■ **EXERCISE INSTRUCTIONS**:
The reply must repeat the listing below exactly and carry none of its pictures.

■ **RECORD EXCERPTS**:
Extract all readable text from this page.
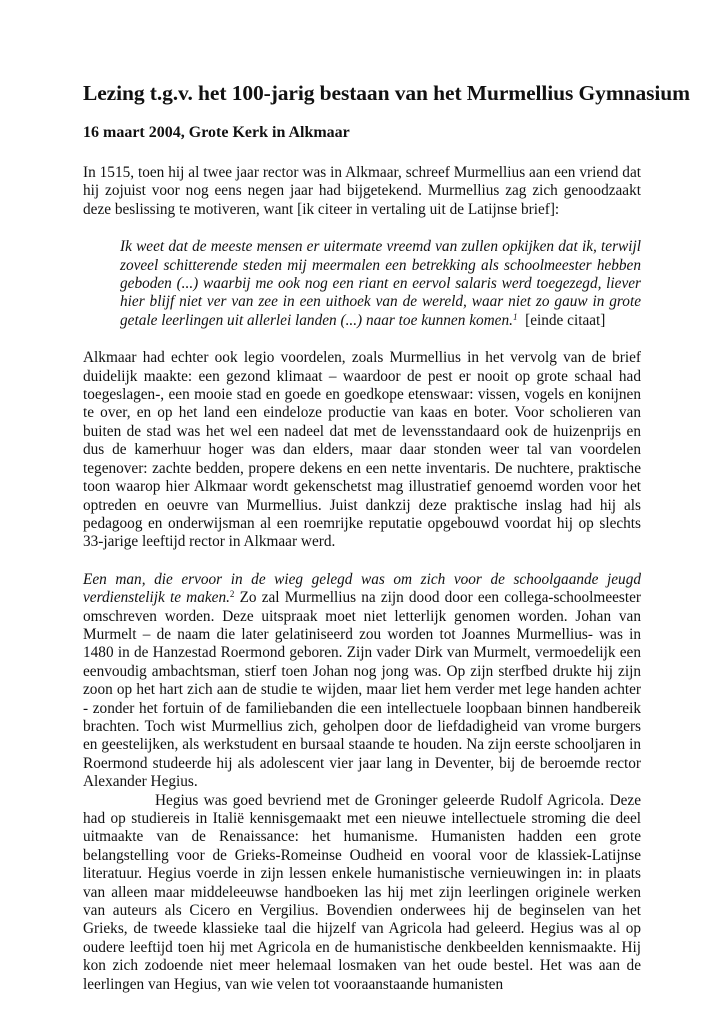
Lezing t.g.v. het 100-jarig bestaan van het Murmellius Gymnasium
16 maart 2004, Grote Kerk in Alkmaar

In 1515, toen hij al twee jaar rector was in Alkmaar, schreef Murmellius aan een vriend dat hij zojuist voor nog eens negen jaar had bijgetekend. Murmellius zag zich genoodzaakt deze beslissing te motiveren, want [ik citeer in vertaling uit de Latijnse brief]:

Ik weet dat de meeste mensen er uitermate vreemd van zullen opkijken dat ik, terwijl zoveel schitterende steden mij meermalen een betrekking als schoolmeester hebben geboden (...) waarbij me ook nog een riant en eervol salaris werd toegezegd, liever hier blijf niet ver van zee in een uithoek van de wereld, waar niet zo gauw in grote getale leerlingen uit allerlei landen (...) naar toe kunnen komen.$^1$ [einde citaat]

Alkmaar had echter ook legio voordelen, zoals Murmellius in het vervolg van de brief duidelijk maakte: een gezond klimaat – waardoor de pest er nooit op grote schaal had toegeslagen-, een mooie stad en goede en goedkope etenswaar: vissen, vogels en konijnen te over, en op het land een eindeloze productie van kaas en boter. Voor scholieren van buiten de stad was het wel een nadeel dat met de levensstandaard ook de huizenprijs en dus de kamerhuur hoger was dan elders, maar daar stonden weer tal van voordelen tegenover: zachte bedden, propere dekens en een nette inventaris. De nuchtere, praktische toon waarop hier Alkmaar wordt gekenschetst mag illustratief genoemd worden voor het optreden en oeuvre van Murmellius. Juist dankzij deze praktische inslag had hij als pedagoog en onderwijsman al een roemrijke reputatie opgebouwd voordat hij op slechts 33-jarige leeftijd rector in Alkmaar werd.

Een man, die ervoor in de wieg gelegd was om zich voor de schoolgaande jeugd verdienstelijk te maken.$^2$ Zo zal Murmellius na zijn dood door een collega-schoolmeester omschreven worden. Deze uitspraak moet niet letterlijk genomen worden. Johan van Murmelt – de naam die later gelatiniseerd zou worden tot Joannes Murmellius- was in 1480 in de Hanzestad Roermond geboren. Zijn vader Dirk van Murmelt, vermoedelijk een eenvoudig ambachtsman, stierf toen Johan nog jong was. Op zijn sterfbed drukte hij zijn zoon op het hart zich aan de studie te wijden, maar liet hem verder met lege handen achter - zonder het fortuin of de familiebanden die een intellectuele loopbaan binnen handbereik brachten. Toch wist Murmellius zich, geholpen door de liefdadigheid van vrome burgers en geestelijken, als werkstudent en bursaal staande te houden. Na zijn eerste schooljaren in Roermond studeerde hij als adolescent vier jaar lang in Deventer, bij de beroemde rector Alexander Hegius.

Hegius was goed bevriend met de Groninger geleerde Rudolf Agricola. Deze had op studiereis in Italië kennisgemaakt met een nieuwe intellectuele stroming die deel uitmaakte van de Renaissance: het humanisme. Humanisten hadden een grote belangstelling voor de Grieks-Romeinse Oudheid en vooral voor de klassiek-Latijnse literatuur. Hegius voerde in zijn lessen enkele humanistische vernieuwingen in: in plaats van alleen maar middeleeuwse handboeken las hij met zijn leerlingen originele werken van auteurs als Cicero en Vergilius. Bovendien onderwees hij de beginselen van het Grieks, de tweede klassieke taal die hijzelf van Agricola had geleerd. Hegius was al op oudere leeftijd toen hij met Agricola en de humanistische denkbeelden kennismaakte. Hij kon zich zodoende niet meer helemaal losmaken van het oude bestel. Het was aan de leerlingen van Hegius, van wie velen tot vooraanstaande humanisten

■ **RESULT FOR THIS TASK**:
Extract all readable text from this page.
Lezing t.g.v. het 100-jarig bestaan van het Murmellius Gymnasium
16 maart 2004, Grote Kerk in Alkmaar

In 1515, toen hij al twee jaar rector was in Alkmaar, schreef Murmellius aan een vriend dat hij zojuist voor nog eens negen jaar had bijgetekend. Murmellius zag zich genoodzaakt deze beslissing te motiveren, want [ik citeer in vertaling uit de Latijnse brief]:

Ik weet dat de meeste mensen er uitermate vreemd van zullen opkijken dat ik, terwijl zoveel schitterende steden mij meermalen een betrekking als schoolmeester hebben geboden (...) waarbij me ook nog een riant en eervol salaris werd toegezegd, liever hier blijf niet ver van zee in een uithoek van de wereld, waar niet zo gauw in grote getale leerlingen uit allerlei landen (...) naar toe kunnen komen.$^1$ [einde citaat]

Alkmaar had echter ook legio voordelen, zoals Murmellius in het vervolg van de brief duidelijk maakte: een gezond klimaat – waardoor de pest er nooit op grote schaal had toegeslagen-, een mooie stad en goede en goedkope etenswaar: vissen, vogels en konijnen te over, en op het land een eindeloze productie van kaas en boter. Voor scholieren van buiten de stad was het wel een nadeel dat met de levensstandaard ook de huizenprijs en dus de kamerhuur hoger was dan elders, maar daar stonden weer tal van voordelen tegenover: zachte bedden, propere dekens en een nette inventaris. De nuchtere, praktische toon waarop hier Alkmaar wordt gekenschetst mag illustratief genoemd worden voor het optreden en oeuvre van Murmellius. Juist dankzij deze praktische inslag had hij als pedagoog en onderwijsman al een roemrijke reputatie opgebouwd voordat hij op slechts 33-jarige leeftijd rector in Alkmaar werd.

Een man, die ervoor in de wieg gelegd was om zich voor de schoolgaande jeugd verdienstelijk te maken.$^2$ Zo zal Murmellius na zijn dood door een collega-schoolmeester omschreven worden. Deze uitspraak moet niet letterlijk genomen worden. Johan van Murmelt – de naam die later gelatiniseerd zou worden tot Joannes Murmellius- was in 1480 in de Hanzestad Roermond geboren. Zijn vader Dirk van Murmelt, vermoedelijk een eenvoudig ambachtsman, stierf toen Johan nog jong was. Op zijn sterfbed drukte hij zijn zoon op het hart zich aan de studie te wijden, maar liet hem verder met lege handen achter - zonder het fortuin of de familiebanden die een intellectuele loopbaan binnen handbereik brachten. Toch wist Murmellius zich, geholpen door de liefdadigheid van vrome burgers en geestelijken, als werkstudent en bursaal staande te houden. Na zijn eerste schooljaren in Roermond studeerde hij als adolescent vier jaar lang in Deventer, bij de beroemde rector Alexander Hegius.

Hegius was goed bevriend met de Groninger geleerde Rudolf Agricola. Deze had op studiereis in Italië kennisgemaakt met een nieuwe intellectuele stroming die deel uitmaakte van de Renaissance: het humanisme. Humanisten hadden een grote belangstelling voor de Grieks-Romeinse Oudheid en vooral voor de klassiek-Latijnse literatuur. Hegius voerde in zijn lessen enkele humanistische vernieuwingen in: in plaats van alleen maar middeleeuwse handboeken las hij met zijn leerlingen originele werken van auteurs als Cicero en Vergilius. Bovendien onderwees hij de beginselen van het Grieks, de tweede klassieke taal die hijzelf van Agricola had geleerd. Hegius was al op oudere leeftijd toen hij met Agricola en de humanistische denkbeelden kennismaakte. Hij kon zich zodoende niet meer helemaal losmaken van het oude bestel. Het was aan de leerlingen van Hegius, van wie velen tot vooraanstaande humanisten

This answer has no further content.